Records shown ::
◆ ◆ ◆

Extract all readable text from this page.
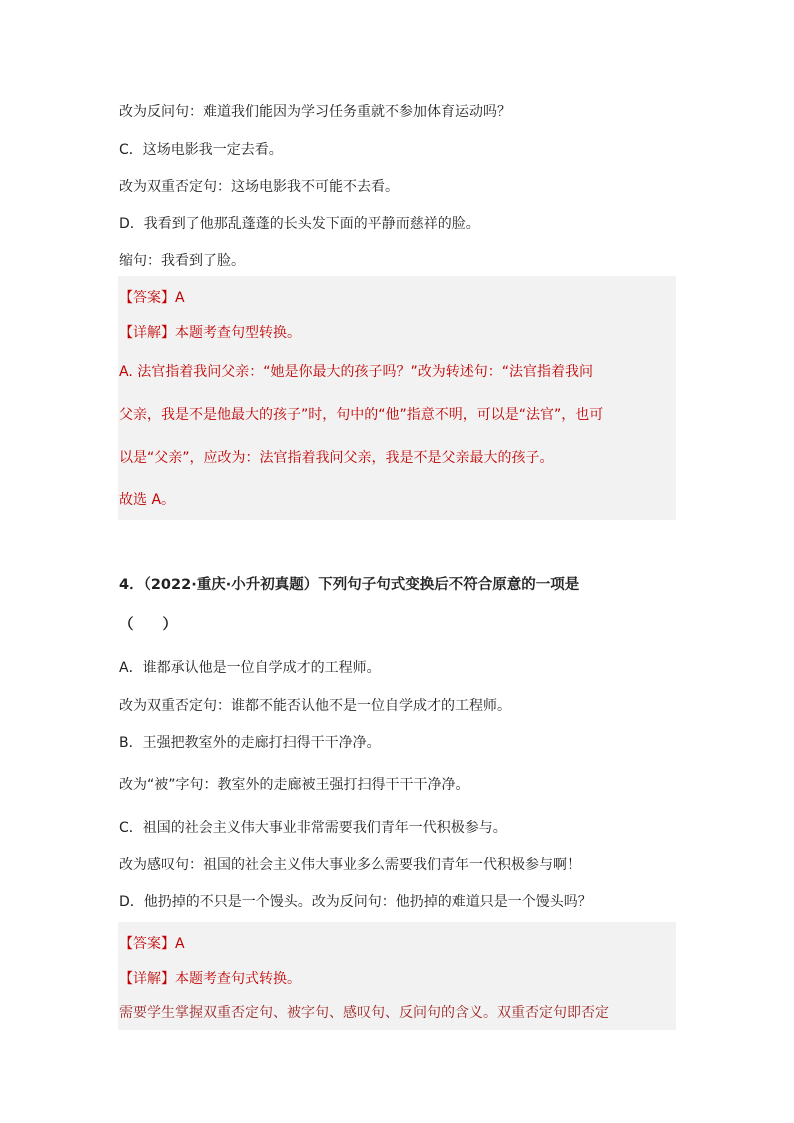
改为反问句：难道我们能因为学习任务重就不参加体育运动吗？
C．这场电影我一定去看。
改为双重否定句：这场电影我不可能不去看。
D．我看到了他那乱蓬蓬的长头发下面的平静而慈祥的脸。
缩句：我看到了脸。
【答案】A
【详解】本题考查句型转换。
A. 法官指着我问父亲：“她是你最大的孩子吗？”改为转述句：“法官指着我问
父亲，我是不是他最大的孩子”时，句中的“他”指意不明，可以是“法官”，也可
以是“父亲”，应改为：法官指着我问父亲，我是不是父亲最大的孩子。
故选 A。
4．（2022·重庆·小升初真题）下列句子句式变换后不符合原意的一项是
（　　）
A．谁都承认他是一位自学成才的工程师。
改为双重否定句：谁都不能否认他不是一位自学成才的工程师。
B．王强把教室外的走廊打扫得干干净净。
改为“被”字句：教室外的走廊被王强打扫得干干干净净。
C．祖国的社会主义伟大事业非常需要我们青年一代积极参与。
改为感叹句：祖国的社会主义伟大事业多么需要我们青年一代积极参与啊！
D．他扔掉的不只是一个馒头。改为反问句：他扔掉的难道只是一个馒头吗？
【答案】A
【详解】本题考查句式转换。
需要学生掌握双重否定句、被字句、感叹句、反问句的含义。双重否定句即否定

◆ ◆ ◆

What you have to do ::
Write out every line from the entries where "法官指着我问父亲" appears.

Response to the exercise ::
A. 法官指着我问父亲：“她是你最大的孩子吗？”改为转述句：“法官指着我问
以是“父亲”，应改为：法官指着我问父亲，我是不是父亲最大的孩子。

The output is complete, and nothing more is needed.